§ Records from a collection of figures
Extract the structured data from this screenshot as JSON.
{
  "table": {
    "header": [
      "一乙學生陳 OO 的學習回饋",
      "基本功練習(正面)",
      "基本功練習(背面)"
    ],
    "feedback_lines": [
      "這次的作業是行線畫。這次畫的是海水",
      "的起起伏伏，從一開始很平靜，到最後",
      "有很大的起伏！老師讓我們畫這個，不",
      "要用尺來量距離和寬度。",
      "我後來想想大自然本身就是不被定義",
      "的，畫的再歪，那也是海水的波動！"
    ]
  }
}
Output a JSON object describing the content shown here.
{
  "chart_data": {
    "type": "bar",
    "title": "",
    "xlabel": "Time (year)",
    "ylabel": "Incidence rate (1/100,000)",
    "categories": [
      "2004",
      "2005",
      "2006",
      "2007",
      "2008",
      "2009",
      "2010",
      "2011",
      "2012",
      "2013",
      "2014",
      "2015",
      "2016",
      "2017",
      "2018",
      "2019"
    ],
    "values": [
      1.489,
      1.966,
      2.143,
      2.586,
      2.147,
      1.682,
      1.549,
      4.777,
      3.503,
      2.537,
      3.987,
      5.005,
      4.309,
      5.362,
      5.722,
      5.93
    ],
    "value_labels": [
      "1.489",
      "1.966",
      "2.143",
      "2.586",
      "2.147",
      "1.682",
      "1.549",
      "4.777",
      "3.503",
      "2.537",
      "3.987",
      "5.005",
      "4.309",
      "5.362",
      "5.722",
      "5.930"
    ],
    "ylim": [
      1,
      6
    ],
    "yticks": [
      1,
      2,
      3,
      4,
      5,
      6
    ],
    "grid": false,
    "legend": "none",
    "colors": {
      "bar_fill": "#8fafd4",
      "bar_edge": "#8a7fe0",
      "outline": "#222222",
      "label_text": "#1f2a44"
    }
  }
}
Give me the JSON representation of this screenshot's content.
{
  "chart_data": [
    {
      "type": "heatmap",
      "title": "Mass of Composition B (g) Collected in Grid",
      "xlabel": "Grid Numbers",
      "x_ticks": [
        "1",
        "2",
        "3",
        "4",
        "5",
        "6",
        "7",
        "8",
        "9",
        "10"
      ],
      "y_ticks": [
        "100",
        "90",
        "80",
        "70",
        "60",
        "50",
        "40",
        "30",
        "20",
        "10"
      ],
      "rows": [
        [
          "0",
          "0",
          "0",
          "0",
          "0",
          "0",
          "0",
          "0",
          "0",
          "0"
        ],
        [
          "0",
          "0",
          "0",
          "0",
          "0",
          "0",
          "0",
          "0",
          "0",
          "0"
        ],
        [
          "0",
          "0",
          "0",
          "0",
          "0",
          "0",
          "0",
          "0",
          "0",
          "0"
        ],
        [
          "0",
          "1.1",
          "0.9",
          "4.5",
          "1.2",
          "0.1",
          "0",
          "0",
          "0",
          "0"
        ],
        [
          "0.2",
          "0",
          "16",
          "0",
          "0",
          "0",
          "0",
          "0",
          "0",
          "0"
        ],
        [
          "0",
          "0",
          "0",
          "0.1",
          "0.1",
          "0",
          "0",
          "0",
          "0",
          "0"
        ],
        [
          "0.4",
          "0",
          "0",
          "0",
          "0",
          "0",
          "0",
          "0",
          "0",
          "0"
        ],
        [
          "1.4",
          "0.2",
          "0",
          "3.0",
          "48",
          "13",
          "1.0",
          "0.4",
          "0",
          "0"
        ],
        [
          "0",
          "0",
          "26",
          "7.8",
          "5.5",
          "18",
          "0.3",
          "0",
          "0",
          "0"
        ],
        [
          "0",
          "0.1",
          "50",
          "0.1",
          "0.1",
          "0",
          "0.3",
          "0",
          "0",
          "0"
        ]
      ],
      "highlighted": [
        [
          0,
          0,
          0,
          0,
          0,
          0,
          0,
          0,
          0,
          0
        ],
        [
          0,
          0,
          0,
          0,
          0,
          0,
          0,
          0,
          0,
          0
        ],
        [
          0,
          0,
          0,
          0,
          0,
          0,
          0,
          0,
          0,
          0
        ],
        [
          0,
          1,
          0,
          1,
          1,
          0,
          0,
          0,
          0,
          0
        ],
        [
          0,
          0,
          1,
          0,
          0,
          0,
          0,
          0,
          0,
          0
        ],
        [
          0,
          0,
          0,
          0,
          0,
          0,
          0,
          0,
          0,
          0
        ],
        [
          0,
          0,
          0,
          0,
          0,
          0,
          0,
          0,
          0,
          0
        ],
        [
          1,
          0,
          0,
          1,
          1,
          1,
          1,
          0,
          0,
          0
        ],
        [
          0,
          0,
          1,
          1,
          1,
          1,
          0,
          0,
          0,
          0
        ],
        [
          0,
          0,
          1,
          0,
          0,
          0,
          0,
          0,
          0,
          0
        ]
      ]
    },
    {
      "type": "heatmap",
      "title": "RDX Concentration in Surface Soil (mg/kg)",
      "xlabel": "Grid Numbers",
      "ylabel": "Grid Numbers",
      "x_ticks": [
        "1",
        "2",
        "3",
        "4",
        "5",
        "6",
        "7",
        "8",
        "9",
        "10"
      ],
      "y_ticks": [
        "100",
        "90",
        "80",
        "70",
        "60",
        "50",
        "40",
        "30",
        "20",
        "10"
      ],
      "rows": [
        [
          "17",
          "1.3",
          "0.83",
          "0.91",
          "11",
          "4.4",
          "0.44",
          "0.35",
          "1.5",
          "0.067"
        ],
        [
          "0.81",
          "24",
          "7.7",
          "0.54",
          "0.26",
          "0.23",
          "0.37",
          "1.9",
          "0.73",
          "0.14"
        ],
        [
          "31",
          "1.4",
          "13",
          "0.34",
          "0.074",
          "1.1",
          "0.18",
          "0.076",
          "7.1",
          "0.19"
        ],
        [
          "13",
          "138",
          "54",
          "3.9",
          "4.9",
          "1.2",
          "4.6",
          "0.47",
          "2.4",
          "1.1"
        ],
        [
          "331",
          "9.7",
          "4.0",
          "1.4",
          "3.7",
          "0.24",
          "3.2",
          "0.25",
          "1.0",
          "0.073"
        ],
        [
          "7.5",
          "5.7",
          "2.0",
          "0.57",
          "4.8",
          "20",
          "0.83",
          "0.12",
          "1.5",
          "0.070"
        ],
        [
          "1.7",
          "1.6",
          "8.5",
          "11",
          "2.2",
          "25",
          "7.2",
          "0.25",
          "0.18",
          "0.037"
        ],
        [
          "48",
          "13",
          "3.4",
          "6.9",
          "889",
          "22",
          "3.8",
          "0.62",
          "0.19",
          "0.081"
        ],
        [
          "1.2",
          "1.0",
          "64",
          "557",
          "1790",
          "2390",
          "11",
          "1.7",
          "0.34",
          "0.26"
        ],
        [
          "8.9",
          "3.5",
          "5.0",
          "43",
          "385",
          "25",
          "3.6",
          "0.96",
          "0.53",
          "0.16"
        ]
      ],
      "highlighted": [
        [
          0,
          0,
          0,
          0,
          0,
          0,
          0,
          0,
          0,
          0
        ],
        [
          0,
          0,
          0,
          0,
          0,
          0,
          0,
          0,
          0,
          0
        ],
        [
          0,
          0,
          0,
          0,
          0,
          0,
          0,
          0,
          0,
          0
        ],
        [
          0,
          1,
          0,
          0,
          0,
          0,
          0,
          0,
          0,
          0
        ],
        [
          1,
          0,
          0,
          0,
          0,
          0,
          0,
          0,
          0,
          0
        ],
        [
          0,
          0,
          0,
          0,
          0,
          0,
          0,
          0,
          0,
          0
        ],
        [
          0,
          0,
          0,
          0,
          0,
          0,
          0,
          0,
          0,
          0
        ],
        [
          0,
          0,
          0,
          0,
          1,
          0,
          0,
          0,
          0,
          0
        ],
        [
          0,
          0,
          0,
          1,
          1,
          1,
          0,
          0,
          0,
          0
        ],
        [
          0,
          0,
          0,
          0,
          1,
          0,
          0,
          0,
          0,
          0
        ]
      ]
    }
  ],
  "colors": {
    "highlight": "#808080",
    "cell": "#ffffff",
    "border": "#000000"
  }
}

§ Task directions
Go through the records and copy each line with "this" in it.

§ Result
Extract the structured data from this screenshot as JSON.
Give me the JSON representation of this screenshot's content.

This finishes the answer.